Rewrite every row below, replacing "vehicle" with "automobile" and leaving everything else unchanged.

● **EXERCISE INPUTS**:
● ● ●

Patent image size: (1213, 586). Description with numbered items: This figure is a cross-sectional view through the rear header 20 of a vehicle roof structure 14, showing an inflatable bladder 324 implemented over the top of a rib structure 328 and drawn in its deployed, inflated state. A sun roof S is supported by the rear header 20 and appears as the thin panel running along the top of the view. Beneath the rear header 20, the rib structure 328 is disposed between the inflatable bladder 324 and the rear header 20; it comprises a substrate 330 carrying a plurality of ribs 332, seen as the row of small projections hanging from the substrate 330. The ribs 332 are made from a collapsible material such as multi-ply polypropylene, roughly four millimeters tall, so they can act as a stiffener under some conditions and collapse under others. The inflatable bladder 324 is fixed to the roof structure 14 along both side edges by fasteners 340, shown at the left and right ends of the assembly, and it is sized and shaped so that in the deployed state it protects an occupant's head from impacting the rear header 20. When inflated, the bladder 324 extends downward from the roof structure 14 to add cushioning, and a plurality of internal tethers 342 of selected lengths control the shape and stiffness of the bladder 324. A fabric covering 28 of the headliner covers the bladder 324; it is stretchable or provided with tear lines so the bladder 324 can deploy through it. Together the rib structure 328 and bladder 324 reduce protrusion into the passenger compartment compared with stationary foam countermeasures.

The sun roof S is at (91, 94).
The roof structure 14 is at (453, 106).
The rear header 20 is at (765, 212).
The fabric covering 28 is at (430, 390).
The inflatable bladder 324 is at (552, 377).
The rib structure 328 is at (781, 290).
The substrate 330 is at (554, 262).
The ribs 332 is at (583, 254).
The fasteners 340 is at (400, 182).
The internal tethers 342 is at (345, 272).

● ● ●

● **REPLY TO THE EXERCISE**:
Patent image size: (1213, 586). Description with numbered items: This figure is a cross-sectional view through the rear header 20 of a automobile roof structure 14, showing an inflatable bladder 324 implemented over the top of a rib structure 328 and drawn in its deployed, inflated state. A sun roof S is supported by the rear header 20 and appears as the thin panel running along the top of the view. Beneath the rear header 20, the rib structure 328 is disposed between the inflatable bladder 324 and the rear header 20; it comprises a substrate 330 carrying a plurality of ribs 332, seen as the row of small projections hanging from the substrate 330. The ribs 332 are made from a collapsible material such as multi-ply polypropylene, roughly four millimeters tall, so they can act as a stiffener under some conditions and collapse under others. The inflatable bladder 324 is fixed to the roof structure 14 along both side edges by fasteners 340, shown at the left and right ends of the assembly, and it is sized and shaped so that in the deployed state it protects an occupant's head from impacting the rear header 20. When inflated, the bladder 324 extends downward from the roof structure 14 to add cushioning, and a plurality of internal tethers 342 of selected lengths control the shape and stiffness of the bladder 324. A fabric covering 28 of the headliner covers the bladder 324; it is stretchable or provided with tear lines so the bladder 324 can deploy through it. Together the rib structure 328 and bladder 324 reduce protrusion into the passenger compartment compared with stationary foam countermeasures.

The sun roof S is at (91, 94).
The roof structure 14 is at (453, 106).
The rear header 20 is at (765, 212).
The fabric covering 28 is at (430, 390).
The inflatable bladder 324 is at (552, 377).
The rib structure 328 is at (781, 290).
The substrate 330 is at (554, 262).
The ribs 332 is at (583, 254).
The fasteners 340 is at (400, 182).
The internal tethers 342 is at (345, 272).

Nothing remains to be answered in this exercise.